Stated problem.
Below are the records. Count the lines containing the string "right", and reply with the number alone.
-.-.-
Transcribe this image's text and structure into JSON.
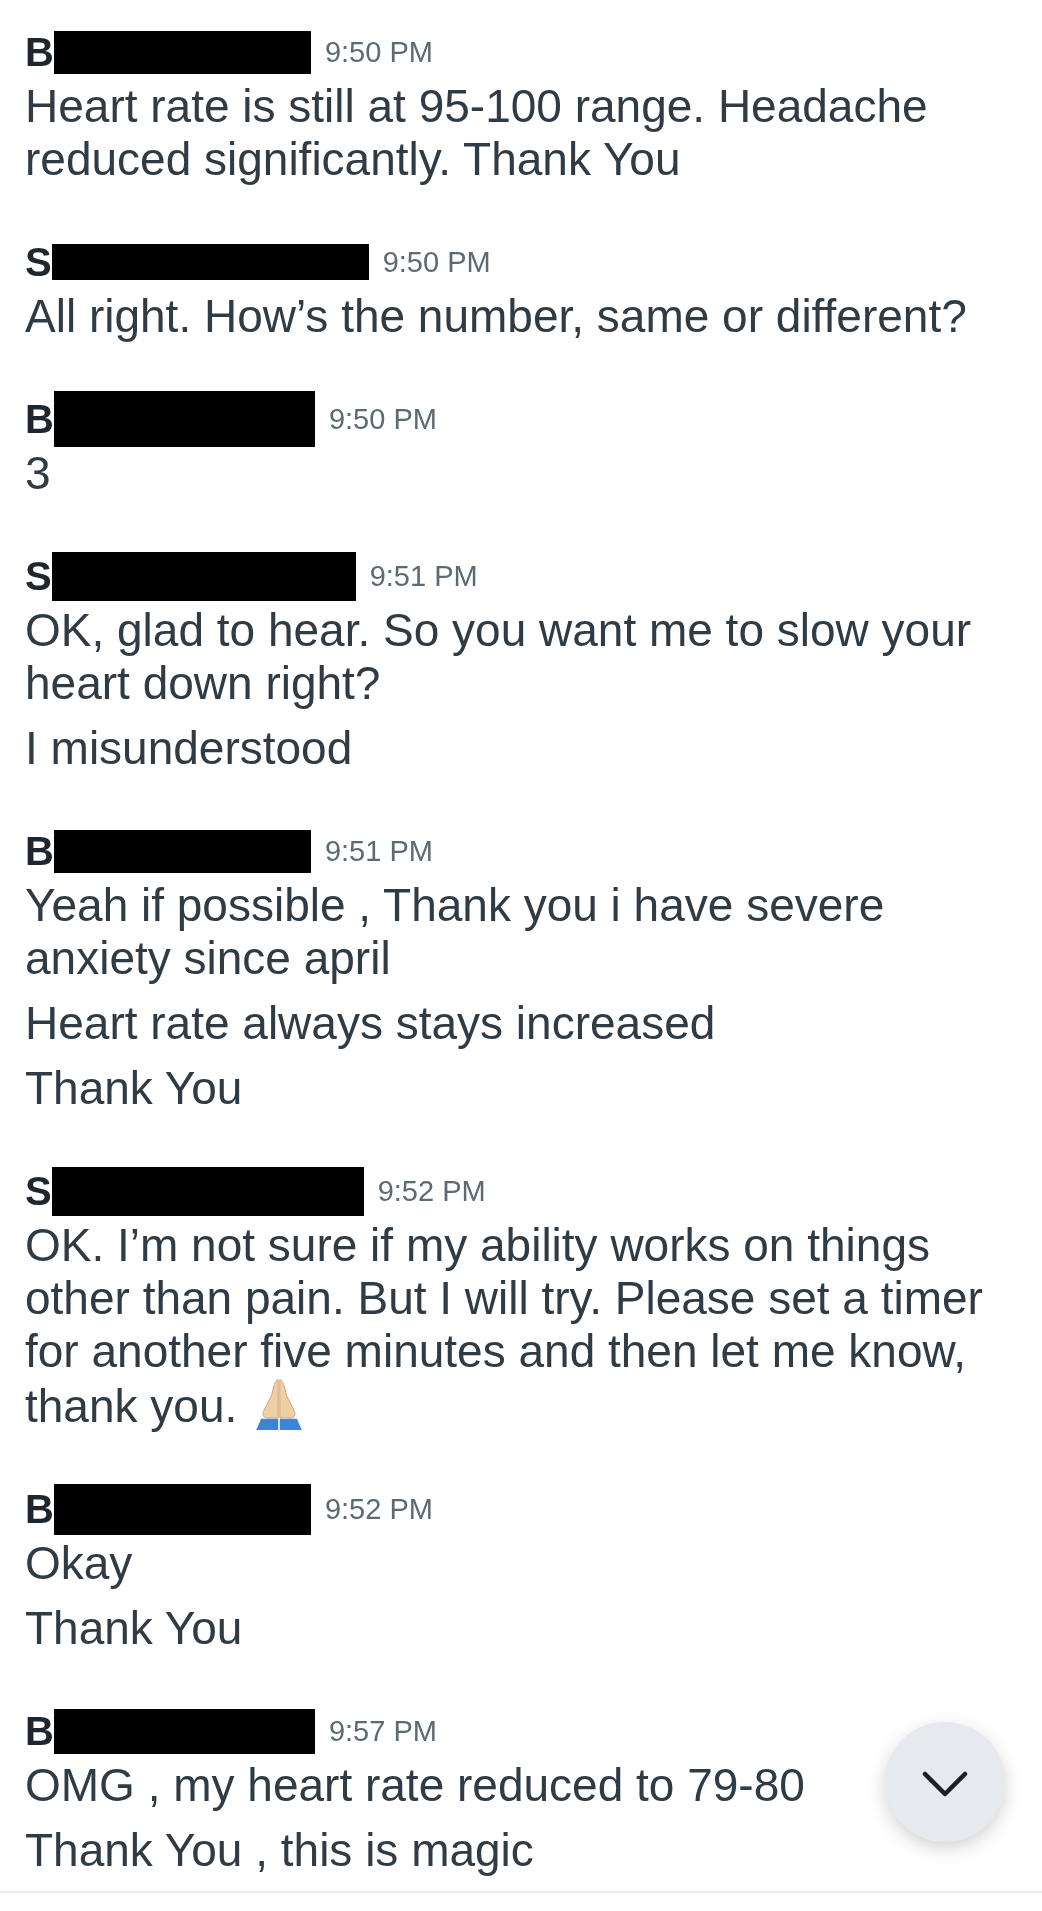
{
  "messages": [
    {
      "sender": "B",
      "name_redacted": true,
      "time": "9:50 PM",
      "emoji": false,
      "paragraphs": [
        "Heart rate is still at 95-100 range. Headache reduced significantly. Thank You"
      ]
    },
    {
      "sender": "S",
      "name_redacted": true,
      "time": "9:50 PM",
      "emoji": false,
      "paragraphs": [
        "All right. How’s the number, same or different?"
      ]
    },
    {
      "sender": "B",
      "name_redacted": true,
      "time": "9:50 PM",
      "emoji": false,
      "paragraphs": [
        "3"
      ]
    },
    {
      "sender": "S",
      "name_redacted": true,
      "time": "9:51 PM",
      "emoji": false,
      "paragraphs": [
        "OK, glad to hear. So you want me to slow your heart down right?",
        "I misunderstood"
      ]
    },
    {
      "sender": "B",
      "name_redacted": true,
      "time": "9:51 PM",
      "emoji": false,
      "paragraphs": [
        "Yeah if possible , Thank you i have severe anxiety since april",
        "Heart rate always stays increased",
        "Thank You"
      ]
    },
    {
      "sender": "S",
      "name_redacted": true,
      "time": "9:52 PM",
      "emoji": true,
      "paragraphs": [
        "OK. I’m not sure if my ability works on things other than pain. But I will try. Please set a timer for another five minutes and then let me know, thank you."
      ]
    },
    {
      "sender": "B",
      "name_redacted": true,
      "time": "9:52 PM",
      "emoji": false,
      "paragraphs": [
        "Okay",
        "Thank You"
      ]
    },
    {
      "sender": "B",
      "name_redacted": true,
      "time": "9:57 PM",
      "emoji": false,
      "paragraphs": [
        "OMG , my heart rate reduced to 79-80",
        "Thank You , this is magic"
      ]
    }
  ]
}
-.-.-
Solution to this exercise.
2